Problem details
Please give the listing again, word for word, with nothing left out.

Dataset excerpts
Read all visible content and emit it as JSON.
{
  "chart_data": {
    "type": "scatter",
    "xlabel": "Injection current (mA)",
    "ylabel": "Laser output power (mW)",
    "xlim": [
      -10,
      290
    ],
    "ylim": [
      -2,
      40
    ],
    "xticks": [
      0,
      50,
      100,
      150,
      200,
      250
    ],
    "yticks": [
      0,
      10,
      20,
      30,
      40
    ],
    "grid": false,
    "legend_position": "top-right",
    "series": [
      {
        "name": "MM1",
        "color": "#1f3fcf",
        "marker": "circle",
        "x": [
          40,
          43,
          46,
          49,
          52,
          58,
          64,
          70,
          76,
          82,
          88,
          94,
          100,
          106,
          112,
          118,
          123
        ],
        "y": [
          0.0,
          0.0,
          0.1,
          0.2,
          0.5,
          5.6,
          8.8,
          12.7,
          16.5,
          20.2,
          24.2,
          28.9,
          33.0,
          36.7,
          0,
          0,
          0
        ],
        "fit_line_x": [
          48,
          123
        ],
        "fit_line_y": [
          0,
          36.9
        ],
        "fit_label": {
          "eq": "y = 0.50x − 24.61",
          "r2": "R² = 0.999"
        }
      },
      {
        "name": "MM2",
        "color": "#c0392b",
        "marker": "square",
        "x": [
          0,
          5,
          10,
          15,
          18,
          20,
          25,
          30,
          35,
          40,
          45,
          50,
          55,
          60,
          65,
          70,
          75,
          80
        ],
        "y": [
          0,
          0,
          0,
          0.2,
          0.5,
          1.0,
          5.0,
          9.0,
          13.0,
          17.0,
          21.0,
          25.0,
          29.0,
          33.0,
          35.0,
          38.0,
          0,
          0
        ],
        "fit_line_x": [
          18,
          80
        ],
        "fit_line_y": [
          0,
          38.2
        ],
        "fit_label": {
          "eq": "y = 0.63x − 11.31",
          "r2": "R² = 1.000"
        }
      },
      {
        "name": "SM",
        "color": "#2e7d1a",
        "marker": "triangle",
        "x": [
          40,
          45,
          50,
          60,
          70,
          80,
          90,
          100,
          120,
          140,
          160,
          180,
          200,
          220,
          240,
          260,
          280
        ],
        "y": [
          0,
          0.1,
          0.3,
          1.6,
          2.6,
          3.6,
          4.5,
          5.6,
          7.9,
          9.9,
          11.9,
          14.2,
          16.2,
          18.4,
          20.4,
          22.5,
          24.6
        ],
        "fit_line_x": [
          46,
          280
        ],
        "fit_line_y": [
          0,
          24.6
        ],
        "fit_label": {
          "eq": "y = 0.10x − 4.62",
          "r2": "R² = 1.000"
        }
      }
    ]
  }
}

Correct result
Read all visible content and emit it as JSON.
{
  "chart_data": {
    "type": "scatter",
    "xlabel": "Injection current (mA)",
    "ylabel": "Laser output power (mW)",
    "xlim": [
      -10,
      290
    ],
    "ylim": [
      -2,
      40
    ],
    "xticks": [
      0,
      50,
      100,
      150,
      200,
      250
    ],
    "yticks": [
      0,
      10,
      20,
      30,
      40
    ],
    "grid": false,
    "legend_position": "top-right",
    "series": [
      {
        "name": "MM1",
        "color": "#1f3fcf",
        "marker": "circle",
        "x": [
          40,
          43,
          46,
          49,
          52,
          58,
          64,
          70,
          76,
          82,
          88,
          94,
          100,
          106,
          112,
          118,
          123
        ],
        "y": [
          0.0,
          0.0,
          0.1,
          0.2,
          0.5,
          5.6,
          8.8,
          12.7,
          16.5,
          20.2,
          24.2,
          28.9,
          33.0,
          36.7,
          0,
          0,
          0
        ],
        "fit_line_x": [
          48,
          123
        ],
        "fit_line_y": [
          0,
          36.9
        ],
        "fit_label": {
          "eq": "y = 0.50x − 24.61",
          "r2": "R² = 0.999"
        }
      },
      {
        "name": "MM2",
        "color": "#c0392b",
        "marker": "square",
        "x": [
          0,
          5,
          10,
          15,
          18,
          20,
          25,
          30,
          35,
          40,
          45,
          50,
          55,
          60,
          65,
          70,
          75,
          80
        ],
        "y": [
          0,
          0,
          0,
          0.2,
          0.5,
          1.0,
          5.0,
          9.0,
          13.0,
          17.0,
          21.0,
          25.0,
          29.0,
          33.0,
          35.0,
          38.0,
          0,
          0
        ],
        "fit_line_x": [
          18,
          80
        ],
        "fit_line_y": [
          0,
          38.2
        ],
        "fit_label": {
          "eq": "y = 0.63x − 11.31",
          "r2": "R² = 1.000"
        }
      },
      {
        "name": "SM",
        "color": "#2e7d1a",
        "marker": "triangle",
        "x": [
          40,
          45,
          50,
          60,
          70,
          80,
          90,
          100,
          120,
          140,
          160,
          180,
          200,
          220,
          240,
          260,
          280
        ],
        "y": [
          0,
          0.1,
          0.3,
          1.6,
          2.6,
          3.6,
          4.5,
          5.6,
          7.9,
          9.9,
          11.9,
          14.2,
          16.2,
          18.4,
          20.4,
          22.5,
          24.6
        ],
        "fit_line_x": [
          46,
          280
        ],
        "fit_line_y": [
          0,
          24.6
        ],
        "fit_label": {
          "eq": "y = 0.10x − 4.62",
          "r2": "R² = 1.000"
        }
      }
    ]
  }
}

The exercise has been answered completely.